Entries from a dataset

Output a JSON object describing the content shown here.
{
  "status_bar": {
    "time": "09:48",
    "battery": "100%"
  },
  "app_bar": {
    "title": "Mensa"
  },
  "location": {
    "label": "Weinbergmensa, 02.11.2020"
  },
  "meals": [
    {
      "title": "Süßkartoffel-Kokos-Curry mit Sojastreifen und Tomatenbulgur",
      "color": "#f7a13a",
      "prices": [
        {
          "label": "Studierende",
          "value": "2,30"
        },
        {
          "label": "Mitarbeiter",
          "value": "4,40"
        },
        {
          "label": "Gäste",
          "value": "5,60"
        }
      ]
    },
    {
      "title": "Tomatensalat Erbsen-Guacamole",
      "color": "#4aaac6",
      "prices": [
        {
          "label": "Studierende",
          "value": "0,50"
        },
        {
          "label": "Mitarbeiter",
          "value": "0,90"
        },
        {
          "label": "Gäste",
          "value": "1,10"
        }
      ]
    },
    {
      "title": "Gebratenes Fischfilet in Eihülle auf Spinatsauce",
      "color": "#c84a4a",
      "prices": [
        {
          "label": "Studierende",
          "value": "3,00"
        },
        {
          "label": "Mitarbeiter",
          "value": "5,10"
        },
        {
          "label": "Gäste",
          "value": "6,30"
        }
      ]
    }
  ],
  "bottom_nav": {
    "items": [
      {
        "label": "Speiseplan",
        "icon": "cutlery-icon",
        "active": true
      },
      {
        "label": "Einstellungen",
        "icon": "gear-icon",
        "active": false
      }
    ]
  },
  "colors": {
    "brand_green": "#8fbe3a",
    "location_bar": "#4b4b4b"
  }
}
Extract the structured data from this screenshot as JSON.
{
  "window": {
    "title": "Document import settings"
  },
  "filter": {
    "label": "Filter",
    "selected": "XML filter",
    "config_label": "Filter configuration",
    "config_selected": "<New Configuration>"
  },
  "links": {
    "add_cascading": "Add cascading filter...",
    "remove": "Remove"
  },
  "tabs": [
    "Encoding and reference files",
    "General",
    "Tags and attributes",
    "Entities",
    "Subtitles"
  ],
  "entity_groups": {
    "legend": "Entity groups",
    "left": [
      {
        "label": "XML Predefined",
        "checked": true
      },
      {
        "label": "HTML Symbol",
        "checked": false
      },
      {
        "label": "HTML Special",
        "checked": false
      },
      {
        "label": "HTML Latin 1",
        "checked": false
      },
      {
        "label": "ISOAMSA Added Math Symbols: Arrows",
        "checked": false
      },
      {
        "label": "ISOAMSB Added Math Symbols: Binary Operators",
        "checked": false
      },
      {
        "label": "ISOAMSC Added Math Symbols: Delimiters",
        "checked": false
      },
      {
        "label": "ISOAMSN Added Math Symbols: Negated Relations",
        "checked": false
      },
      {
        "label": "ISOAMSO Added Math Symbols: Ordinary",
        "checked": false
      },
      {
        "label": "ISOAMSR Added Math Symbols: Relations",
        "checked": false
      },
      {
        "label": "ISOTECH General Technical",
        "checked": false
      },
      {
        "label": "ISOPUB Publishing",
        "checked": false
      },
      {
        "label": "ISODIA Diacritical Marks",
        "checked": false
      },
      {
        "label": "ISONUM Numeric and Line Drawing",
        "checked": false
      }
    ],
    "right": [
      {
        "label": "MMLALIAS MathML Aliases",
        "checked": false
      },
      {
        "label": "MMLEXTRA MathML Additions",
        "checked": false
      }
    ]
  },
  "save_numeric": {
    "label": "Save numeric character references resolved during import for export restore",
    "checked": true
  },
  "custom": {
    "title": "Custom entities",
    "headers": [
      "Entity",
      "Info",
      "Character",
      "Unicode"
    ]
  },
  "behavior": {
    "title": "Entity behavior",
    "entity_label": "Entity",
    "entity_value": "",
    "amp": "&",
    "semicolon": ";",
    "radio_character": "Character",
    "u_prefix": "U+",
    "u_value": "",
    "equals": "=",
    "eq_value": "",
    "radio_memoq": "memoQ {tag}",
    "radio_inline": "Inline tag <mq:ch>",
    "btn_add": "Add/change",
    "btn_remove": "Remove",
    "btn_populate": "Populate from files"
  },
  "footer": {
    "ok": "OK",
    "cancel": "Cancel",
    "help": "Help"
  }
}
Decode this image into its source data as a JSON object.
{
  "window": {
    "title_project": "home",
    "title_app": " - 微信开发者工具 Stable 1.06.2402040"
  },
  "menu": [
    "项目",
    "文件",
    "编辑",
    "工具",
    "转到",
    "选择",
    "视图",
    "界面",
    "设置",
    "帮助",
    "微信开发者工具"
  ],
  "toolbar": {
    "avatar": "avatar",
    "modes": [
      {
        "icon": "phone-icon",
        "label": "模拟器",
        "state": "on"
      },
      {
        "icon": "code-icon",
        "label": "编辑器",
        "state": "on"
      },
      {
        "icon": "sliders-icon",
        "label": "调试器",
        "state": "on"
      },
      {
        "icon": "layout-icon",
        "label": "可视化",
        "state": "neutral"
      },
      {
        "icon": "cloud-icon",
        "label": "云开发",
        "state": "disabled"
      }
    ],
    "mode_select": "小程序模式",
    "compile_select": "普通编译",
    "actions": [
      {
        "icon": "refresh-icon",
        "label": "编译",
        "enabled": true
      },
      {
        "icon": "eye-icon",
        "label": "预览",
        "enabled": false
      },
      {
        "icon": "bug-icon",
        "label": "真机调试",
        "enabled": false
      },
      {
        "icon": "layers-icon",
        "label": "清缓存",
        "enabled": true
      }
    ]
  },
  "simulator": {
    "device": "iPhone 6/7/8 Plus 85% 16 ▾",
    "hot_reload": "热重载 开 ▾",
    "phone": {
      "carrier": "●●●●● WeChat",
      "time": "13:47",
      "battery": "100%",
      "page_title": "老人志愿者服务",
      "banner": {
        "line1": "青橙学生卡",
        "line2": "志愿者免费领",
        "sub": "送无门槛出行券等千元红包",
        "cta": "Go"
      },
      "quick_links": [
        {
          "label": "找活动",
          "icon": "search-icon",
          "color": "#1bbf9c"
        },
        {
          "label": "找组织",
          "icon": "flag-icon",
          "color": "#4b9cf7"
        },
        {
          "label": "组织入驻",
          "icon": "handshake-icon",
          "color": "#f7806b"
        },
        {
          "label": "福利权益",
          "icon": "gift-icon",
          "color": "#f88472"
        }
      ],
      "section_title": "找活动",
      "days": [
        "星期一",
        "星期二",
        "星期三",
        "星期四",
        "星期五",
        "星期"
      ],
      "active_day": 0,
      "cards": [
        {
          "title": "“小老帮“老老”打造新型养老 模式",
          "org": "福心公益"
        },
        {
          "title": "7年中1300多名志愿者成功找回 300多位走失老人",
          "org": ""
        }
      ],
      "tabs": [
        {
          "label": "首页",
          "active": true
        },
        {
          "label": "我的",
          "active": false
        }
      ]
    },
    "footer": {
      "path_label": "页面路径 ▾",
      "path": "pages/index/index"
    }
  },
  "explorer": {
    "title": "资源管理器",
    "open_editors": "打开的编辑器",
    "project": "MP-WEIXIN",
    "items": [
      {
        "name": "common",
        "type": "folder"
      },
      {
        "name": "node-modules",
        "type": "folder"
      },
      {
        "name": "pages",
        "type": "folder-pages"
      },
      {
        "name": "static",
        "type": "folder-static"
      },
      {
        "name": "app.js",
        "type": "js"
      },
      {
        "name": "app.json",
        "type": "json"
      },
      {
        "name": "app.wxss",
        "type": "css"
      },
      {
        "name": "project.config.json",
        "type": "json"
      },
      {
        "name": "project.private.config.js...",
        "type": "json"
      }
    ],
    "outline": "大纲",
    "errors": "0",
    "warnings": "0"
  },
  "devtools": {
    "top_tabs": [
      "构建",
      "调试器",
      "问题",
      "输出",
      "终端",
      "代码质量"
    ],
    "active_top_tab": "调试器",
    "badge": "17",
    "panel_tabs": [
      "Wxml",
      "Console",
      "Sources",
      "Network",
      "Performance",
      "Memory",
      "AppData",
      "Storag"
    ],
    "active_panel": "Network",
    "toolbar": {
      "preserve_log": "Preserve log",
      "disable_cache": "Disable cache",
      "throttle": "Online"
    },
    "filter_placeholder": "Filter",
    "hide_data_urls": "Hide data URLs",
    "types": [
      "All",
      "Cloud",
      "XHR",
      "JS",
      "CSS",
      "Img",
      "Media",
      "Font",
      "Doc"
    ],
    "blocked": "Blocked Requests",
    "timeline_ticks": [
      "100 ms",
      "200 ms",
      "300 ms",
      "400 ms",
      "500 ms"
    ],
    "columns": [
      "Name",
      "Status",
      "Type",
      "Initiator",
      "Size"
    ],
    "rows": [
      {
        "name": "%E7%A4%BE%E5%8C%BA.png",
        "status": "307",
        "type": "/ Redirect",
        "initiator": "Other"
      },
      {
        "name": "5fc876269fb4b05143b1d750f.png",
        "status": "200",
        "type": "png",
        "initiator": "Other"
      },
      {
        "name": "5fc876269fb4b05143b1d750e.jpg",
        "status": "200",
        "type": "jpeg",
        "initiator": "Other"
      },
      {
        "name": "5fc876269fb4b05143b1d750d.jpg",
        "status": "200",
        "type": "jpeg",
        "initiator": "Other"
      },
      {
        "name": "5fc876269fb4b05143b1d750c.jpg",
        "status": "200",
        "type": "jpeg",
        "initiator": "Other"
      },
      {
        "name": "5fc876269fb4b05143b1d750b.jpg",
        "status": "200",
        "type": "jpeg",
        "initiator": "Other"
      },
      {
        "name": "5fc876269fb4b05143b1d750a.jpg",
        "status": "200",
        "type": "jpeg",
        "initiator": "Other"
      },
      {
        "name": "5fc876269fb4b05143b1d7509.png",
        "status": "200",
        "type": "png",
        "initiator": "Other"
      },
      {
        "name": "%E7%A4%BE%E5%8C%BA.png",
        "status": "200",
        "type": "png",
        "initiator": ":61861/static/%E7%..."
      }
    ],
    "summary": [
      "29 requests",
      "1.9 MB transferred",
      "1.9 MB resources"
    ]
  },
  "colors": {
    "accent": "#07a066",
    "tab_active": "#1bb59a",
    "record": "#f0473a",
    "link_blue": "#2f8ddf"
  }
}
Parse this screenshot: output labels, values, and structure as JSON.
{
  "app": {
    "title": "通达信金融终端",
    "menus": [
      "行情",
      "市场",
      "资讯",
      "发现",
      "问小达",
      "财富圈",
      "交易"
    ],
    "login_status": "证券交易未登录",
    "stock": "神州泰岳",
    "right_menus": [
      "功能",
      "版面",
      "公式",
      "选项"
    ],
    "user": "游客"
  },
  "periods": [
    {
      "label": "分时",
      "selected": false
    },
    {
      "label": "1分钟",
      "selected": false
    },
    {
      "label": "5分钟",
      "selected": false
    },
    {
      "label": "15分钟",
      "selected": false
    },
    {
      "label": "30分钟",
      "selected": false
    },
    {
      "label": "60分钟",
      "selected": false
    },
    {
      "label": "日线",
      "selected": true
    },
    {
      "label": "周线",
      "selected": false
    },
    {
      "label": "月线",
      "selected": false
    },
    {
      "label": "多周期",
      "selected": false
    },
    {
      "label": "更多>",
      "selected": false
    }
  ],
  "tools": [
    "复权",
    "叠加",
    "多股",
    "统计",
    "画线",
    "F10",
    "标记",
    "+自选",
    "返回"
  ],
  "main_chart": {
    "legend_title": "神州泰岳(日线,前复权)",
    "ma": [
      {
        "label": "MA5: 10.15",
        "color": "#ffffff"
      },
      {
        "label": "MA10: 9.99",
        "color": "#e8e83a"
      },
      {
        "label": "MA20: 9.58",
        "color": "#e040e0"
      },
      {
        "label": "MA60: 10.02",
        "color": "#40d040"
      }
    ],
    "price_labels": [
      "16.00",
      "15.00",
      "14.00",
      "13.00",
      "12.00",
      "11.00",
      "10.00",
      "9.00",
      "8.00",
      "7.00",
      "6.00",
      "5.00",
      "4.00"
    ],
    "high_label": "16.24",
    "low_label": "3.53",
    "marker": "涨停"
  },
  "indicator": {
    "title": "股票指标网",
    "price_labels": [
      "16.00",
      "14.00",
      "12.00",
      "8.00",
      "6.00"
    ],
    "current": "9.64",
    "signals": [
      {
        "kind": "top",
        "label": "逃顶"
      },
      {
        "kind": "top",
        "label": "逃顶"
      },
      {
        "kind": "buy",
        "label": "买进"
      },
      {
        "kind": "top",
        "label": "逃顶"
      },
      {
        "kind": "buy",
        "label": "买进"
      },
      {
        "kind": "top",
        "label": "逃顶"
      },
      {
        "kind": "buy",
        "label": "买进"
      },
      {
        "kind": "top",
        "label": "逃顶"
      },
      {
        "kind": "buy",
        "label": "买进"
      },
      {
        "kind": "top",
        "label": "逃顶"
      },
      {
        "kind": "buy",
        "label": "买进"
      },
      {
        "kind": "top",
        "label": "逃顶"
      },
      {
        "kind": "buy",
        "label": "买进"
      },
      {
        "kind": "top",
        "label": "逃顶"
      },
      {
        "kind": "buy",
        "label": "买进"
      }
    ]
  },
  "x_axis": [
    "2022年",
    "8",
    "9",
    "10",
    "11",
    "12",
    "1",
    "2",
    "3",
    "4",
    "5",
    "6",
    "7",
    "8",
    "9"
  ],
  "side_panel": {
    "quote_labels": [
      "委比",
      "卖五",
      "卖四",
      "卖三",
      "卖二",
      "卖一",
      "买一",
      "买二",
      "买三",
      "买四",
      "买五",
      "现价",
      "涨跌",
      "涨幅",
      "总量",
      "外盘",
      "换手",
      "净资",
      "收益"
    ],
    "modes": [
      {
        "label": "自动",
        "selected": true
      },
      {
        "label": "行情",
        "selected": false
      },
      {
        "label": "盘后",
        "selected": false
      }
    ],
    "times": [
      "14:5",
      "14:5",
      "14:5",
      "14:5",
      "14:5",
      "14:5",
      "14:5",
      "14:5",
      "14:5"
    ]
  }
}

## WRITTEN PROBLEM
How many lines in the records above contain the word "files"? Reply with the number and nothing more.

## PROBLEM SOLUTION
2